• _EXERCISE OBJECTIVE_: Everything in the listing should be restated word for word.

• _RECORDS FOR THIS EXERCISE_:
——
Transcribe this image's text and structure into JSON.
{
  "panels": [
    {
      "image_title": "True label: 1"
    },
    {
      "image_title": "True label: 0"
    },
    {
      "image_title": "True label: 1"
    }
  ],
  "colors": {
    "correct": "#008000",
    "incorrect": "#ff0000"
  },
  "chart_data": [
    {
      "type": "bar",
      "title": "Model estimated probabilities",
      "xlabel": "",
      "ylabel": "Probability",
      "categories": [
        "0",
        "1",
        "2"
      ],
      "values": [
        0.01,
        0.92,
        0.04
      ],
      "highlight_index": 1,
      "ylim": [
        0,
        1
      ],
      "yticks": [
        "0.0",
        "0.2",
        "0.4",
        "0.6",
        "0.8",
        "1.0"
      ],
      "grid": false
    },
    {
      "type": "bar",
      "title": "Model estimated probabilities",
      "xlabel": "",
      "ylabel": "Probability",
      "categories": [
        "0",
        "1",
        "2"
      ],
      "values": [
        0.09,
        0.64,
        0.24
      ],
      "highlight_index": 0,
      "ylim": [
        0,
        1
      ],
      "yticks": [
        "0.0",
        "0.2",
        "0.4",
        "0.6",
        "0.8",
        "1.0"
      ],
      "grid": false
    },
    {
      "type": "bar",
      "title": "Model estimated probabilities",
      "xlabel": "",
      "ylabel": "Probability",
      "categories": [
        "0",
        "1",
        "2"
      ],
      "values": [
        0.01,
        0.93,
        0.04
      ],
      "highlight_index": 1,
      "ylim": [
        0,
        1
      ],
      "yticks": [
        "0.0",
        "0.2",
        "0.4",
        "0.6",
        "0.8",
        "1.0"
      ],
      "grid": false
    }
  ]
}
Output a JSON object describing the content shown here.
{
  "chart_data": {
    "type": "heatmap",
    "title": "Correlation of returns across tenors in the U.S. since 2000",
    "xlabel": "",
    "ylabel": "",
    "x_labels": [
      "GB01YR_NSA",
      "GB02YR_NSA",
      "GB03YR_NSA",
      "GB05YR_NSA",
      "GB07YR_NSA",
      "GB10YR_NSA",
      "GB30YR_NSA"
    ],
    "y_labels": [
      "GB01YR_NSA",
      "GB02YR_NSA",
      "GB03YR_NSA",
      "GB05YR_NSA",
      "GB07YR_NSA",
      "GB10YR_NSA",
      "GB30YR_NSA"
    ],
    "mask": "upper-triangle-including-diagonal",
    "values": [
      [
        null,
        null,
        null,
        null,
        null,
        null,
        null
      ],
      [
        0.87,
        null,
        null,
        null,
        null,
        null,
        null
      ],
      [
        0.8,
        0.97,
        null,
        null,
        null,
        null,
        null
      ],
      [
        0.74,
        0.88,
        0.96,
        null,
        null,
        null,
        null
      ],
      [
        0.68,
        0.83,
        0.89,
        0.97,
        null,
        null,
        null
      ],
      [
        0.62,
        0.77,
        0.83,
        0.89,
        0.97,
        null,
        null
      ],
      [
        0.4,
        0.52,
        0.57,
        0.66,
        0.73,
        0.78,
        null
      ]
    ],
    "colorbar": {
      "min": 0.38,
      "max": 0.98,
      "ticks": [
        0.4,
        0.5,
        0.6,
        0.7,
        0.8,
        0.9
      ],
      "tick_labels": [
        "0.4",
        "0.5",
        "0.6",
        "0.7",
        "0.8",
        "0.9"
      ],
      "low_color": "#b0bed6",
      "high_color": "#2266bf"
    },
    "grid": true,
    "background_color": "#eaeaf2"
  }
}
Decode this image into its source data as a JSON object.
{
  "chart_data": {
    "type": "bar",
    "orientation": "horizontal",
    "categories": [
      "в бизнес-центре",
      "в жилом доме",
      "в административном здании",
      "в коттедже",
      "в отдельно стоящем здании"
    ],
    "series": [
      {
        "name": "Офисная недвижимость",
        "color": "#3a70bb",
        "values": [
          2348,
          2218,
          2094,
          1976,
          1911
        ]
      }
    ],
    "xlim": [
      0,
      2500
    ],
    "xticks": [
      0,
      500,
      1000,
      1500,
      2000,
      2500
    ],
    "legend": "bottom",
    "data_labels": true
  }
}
——
• _SOLUTION_:
Transcribe this image's text and structure into JSON.
{
  "panels": [
    {
      "image_title": "True label: 1"
    },
    {
      "image_title": "True label: 0"
    },
    {
      "image_title": "True label: 1"
    }
  ],
  "colors": {
    "correct": "#008000",
    "incorrect": "#ff0000"
  },
  "chart_data": [
    {
      "type": "bar",
      "title": "Model estimated probabilities",
      "xlabel": "",
      "ylabel": "Probability",
      "categories": [
        "0",
        "1",
        "2"
      ],
      "values": [
        0.01,
        0.92,
        0.04
      ],
      "highlight_index": 1,
      "ylim": [
        0,
        1
      ],
      "yticks": [
        "0.0",
        "0.2",
        "0.4",
        "0.6",
        "0.8",
        "1.0"
      ],
      "grid": false
    },
    {
      "type": "bar",
      "title": "Model estimated probabilities",
      "xlabel": "",
      "ylabel": "Probability",
      "categories": [
        "0",
        "1",
        "2"
      ],
      "values": [
        0.09,
        0.64,
        0.24
      ],
      "highlight_index": 0,
      "ylim": [
        0,
        1
      ],
      "yticks": [
        "0.0",
        "0.2",
        "0.4",
        "0.6",
        "0.8",
        "1.0"
      ],
      "grid": false
    },
    {
      "type": "bar",
      "title": "Model estimated probabilities",
      "xlabel": "",
      "ylabel": "Probability",
      "categories": [
        "0",
        "1",
        "2"
      ],
      "values": [
        0.01,
        0.93,
        0.04
      ],
      "highlight_index": 1,
      "ylim": [
        0,
        1
      ],
      "yticks": [
        "0.0",
        "0.2",
        "0.4",
        "0.6",
        "0.8",
        "1.0"
      ],
      "grid": false
    }
  ]
}
Output a JSON object describing the content shown here.
{
  "chart_data": {
    "type": "heatmap",
    "title": "Correlation of returns across tenors in the U.S. since 2000",
    "xlabel": "",
    "ylabel": "",
    "x_labels": [
      "GB01YR_NSA",
      "GB02YR_NSA",
      "GB03YR_NSA",
      "GB05YR_NSA",
      "GB07YR_NSA",
      "GB10YR_NSA",
      "GB30YR_NSA"
    ],
    "y_labels": [
      "GB01YR_NSA",
      "GB02YR_NSA",
      "GB03YR_NSA",
      "GB05YR_NSA",
      "GB07YR_NSA",
      "GB10YR_NSA",
      "GB30YR_NSA"
    ],
    "mask": "upper-triangle-including-diagonal",
    "values": [
      [
        null,
        null,
        null,
        null,
        null,
        null,
        null
      ],
      [
        0.87,
        null,
        null,
        null,
        null,
        null,
        null
      ],
      [
        0.8,
        0.97,
        null,
        null,
        null,
        null,
        null
      ],
      [
        0.74,
        0.88,
        0.96,
        null,
        null,
        null,
        null
      ],
      [
        0.68,
        0.83,
        0.89,
        0.97,
        null,
        null,
        null
      ],
      [
        0.62,
        0.77,
        0.83,
        0.89,
        0.97,
        null,
        null
      ],
      [
        0.4,
        0.52,
        0.57,
        0.66,
        0.73,
        0.78,
        null
      ]
    ],
    "colorbar": {
      "min": 0.38,
      "max": 0.98,
      "ticks": [
        0.4,
        0.5,
        0.6,
        0.7,
        0.8,
        0.9
      ],
      "tick_labels": [
        "0.4",
        "0.5",
        "0.6",
        "0.7",
        "0.8",
        "0.9"
      ],
      "low_color": "#b0bed6",
      "high_color": "#2266bf"
    },
    "grid": true,
    "background_color": "#eaeaf2"
  }
}
Decode this image into its source data as a JSON object.
{
  "chart_data": {
    "type": "bar",
    "orientation": "horizontal",
    "categories": [
      "в бизнес-центре",
      "в жилом доме",
      "в административном здании",
      "в коттедже",
      "в отдельно стоящем здании"
    ],
    "series": [
      {
        "name": "Офисная недвижимость",
        "color": "#3a70bb",
        "values": [
          2348,
          2218,
          2094,
          1976,
          1911
        ]
      }
    ],
    "xlim": [
      0,
      2500
    ],
    "xticks": [
      0,
      500,
      1000,
      1500,
      2000,
      2500
    ],
    "legend": "bottom",
    "data_labels": true
  }
}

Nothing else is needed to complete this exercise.